> [Set exercise]:
Pull out every line of the material below that contains the string "icon", matching case exactly.

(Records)
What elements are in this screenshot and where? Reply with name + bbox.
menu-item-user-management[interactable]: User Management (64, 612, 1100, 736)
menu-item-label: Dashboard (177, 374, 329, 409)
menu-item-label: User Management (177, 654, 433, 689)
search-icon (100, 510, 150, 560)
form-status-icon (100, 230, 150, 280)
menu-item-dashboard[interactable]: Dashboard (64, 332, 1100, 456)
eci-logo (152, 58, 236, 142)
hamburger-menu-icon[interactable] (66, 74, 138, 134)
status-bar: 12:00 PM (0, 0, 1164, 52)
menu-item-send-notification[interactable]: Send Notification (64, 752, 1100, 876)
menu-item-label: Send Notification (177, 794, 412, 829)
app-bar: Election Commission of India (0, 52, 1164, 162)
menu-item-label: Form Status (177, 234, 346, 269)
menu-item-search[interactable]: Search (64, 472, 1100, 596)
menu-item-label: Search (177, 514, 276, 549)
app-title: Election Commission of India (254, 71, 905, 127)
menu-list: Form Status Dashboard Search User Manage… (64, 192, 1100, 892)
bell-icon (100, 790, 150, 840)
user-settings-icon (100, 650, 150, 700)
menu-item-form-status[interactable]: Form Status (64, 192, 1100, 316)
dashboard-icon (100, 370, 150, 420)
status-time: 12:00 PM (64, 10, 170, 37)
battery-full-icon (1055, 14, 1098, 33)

> [Answer to the task]:
search-icon (100, 510, 150, 560)
form-status-icon (100, 230, 150, 280)
hamburger-menu-icon[interactable] (66, 74, 138, 134)
bell-icon (100, 790, 150, 840)
user-settings-icon (100, 650, 150, 700)
dashboard-icon (100, 370, 150, 420)
battery-full-icon (1055, 14, 1098, 33)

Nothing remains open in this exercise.